> Exercise goal
Set the listing down again in full, word for word, with the pictures left out.

> Rows
** START **

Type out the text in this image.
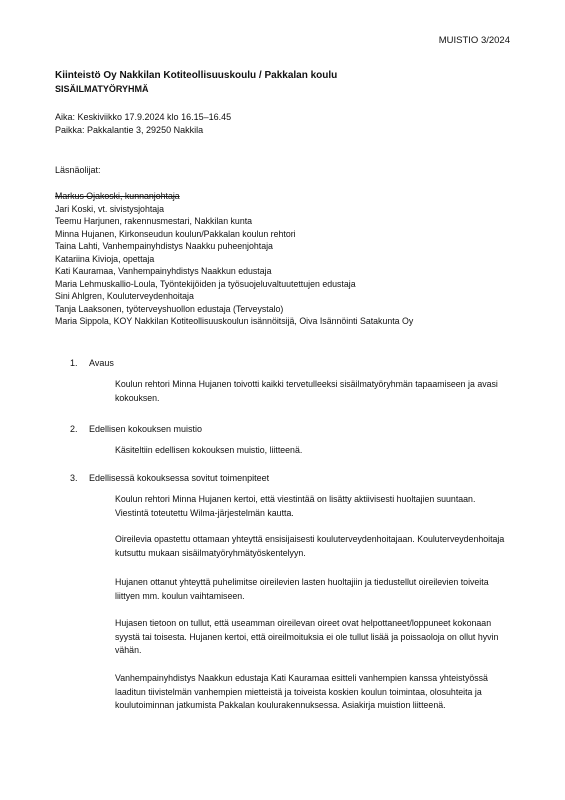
MUISTIO 3/2024
Kiinteistö Oy Nakkilan Kotiteollisuuskoulu / Pakkalan koulu
SISÄILMATYÖRYHMÄ
Aika: Keskiviikko 17.9.2024 klo 16.15–16.45
Paikka: Pakkalantie 3, 29250 Nakkila
Läsnäolijat:
Markus Ojakoski, kunnanjohtaja
Jari Koski, vt. sivistysjohtaja
Teemu Harjunen, rakennusmestari, Nakkilan kunta
Minna Hujanen, Kirkonseudun koulun/Pakkalan koulun rehtori
Taina Lahti, Vanhempainyhdistys Naakku puheenjohtaja
Katariina Kivioja, opettaja
Kati Kauramaa, Vanhempainyhdistys Naakkun edustaja
Maria Lehmuskallio-Loula, Työntekijöiden ja työsuojeluvaltuutettujen edustaja
Sini Ahlgren, Kouluterveydenhoitaja
Tanja Laaksonen, työterveyshuollon edustaja (Terveystalo)
Maria Sippola, KOY Nakkilan Kotiteollisuuskoulun isännöitsijä, Oiva Isännöinti Satakunta Oy
1. Avaus
Koulun rehtori Minna Hujanen toivotti kaikki tervetulleeksi sisäilmatyöryhmän tapaamiseen ja avasi kokouksen.
2. Edellisen kokouksen muistio
Käsiteltiin edellisen kokouksen muistio, liitteenä.
3. Edellisessä kokouksessa sovitut toimenpiteet
Koulun rehtori Minna Hujanen kertoi, että viestintää on lisätty aktiivisesti huoltajien suuntaan. Viestintä toteutettu Wilma-järjestelmän kautta.
Oireilevia opastettu ottamaan yhteyttä ensisijaisesti kouluterveydenhoitajaan. Kouluterveydenhoitaja kutsuttu mukaan sisäilmatyöryhmätyöskentelyyn.
Hujanen ottanut yhteyttä puhelimitse oireilevien lasten huoltajiin ja tiedustellut oireilevien toiveita liittyen mm. koulun vaihtamiseen.
Hujasen tietoon on tullut, että useamman oireilevan oireet ovat helpottaneet/loppuneet kokonaan syystä tai toisesta. Hujanen kertoi, että oireilmoituksia ei ole tullut lisää ja poissaoloja on ollut hyvin vähän.
Vanhempainyhdistys Naakkun edustaja Kati Kauramaa esitteli vanhempien kanssa yhteistyössä laaditun tiivistelmän vanhempien mietteistä ja toiveista koskien koulun toimintaa, olosuhteita ja koulutoiminnan jatkumista Pakkalan koulurakennuksessa. Asiakirja muistion liitteenä.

** END **

> Written reply
Type out the text in this image.
MUISTIO 3/2024
Kiinteistö Oy Nakkilan Kotiteollisuuskoulu / Pakkalan koulu
SISÄILMATYÖRYHMÄ
Aika: Keskiviikko 17.9.2024 klo 16.15–16.45
Paikka: Pakkalantie 3, 29250 Nakkila
Läsnäolijat:
Markus Ojakoski, kunnanjohtaja
Jari Koski, vt. sivistysjohtaja
Teemu Harjunen, rakennusmestari, Nakkilan kunta
Minna Hujanen, Kirkonseudun koulun/Pakkalan koulun rehtori
Taina Lahti, Vanhempainyhdistys Naakku puheenjohtaja
Katariina Kivioja, opettaja
Kati Kauramaa, Vanhempainyhdistys Naakkun edustaja
Maria Lehmuskallio-Loula, Työntekijöiden ja työsuojeluvaltuutettujen edustaja
Sini Ahlgren, Kouluterveydenhoitaja
Tanja Laaksonen, työterveyshuollon edustaja (Terveystalo)
Maria Sippola, KOY Nakkilan Kotiteollisuuskoulun isännöitsijä, Oiva Isännöinti Satakunta Oy
1. Avaus
Koulun rehtori Minna Hujanen toivotti kaikki tervetulleeksi sisäilmatyöryhmän tapaamiseen ja avasi kokouksen.
2. Edellisen kokouksen muistio
Käsiteltiin edellisen kokouksen muistio, liitteenä.
3. Edellisessä kokouksessa sovitut toimenpiteet
Koulun rehtori Minna Hujanen kertoi, että viestintää on lisätty aktiivisesti huoltajien suuntaan. Viestintä toteutettu Wilma-järjestelmän kautta.
Oireilevia opastettu ottamaan yhteyttä ensisijaisesti kouluterveydenhoitajaan. Kouluterveydenhoitaja kutsuttu mukaan sisäilmatyöryhmätyöskentelyyn.
Hujanen ottanut yhteyttä puhelimitse oireilevien lasten huoltajiin ja tiedustellut oireilevien toiveita liittyen mm. koulun vaihtamiseen.
Hujasen tietoon on tullut, että useamman oireilevan oireet ovat helpottaneet/loppuneet kokonaan syystä tai toisesta. Hujanen kertoi, että oireilmoituksia ei ole tullut lisää ja poissaoloja on ollut hyvin vähän.
Vanhempainyhdistys Naakkun edustaja Kati Kauramaa esitteli vanhempien kanssa yhteistyössä laaditun tiivistelmän vanhempien mietteistä ja toiveista koskien koulun toimintaa, olosuhteita ja koulutoiminnan jatkumista Pakkalan koulurakennuksessa. Asiakirja muistion liitteenä.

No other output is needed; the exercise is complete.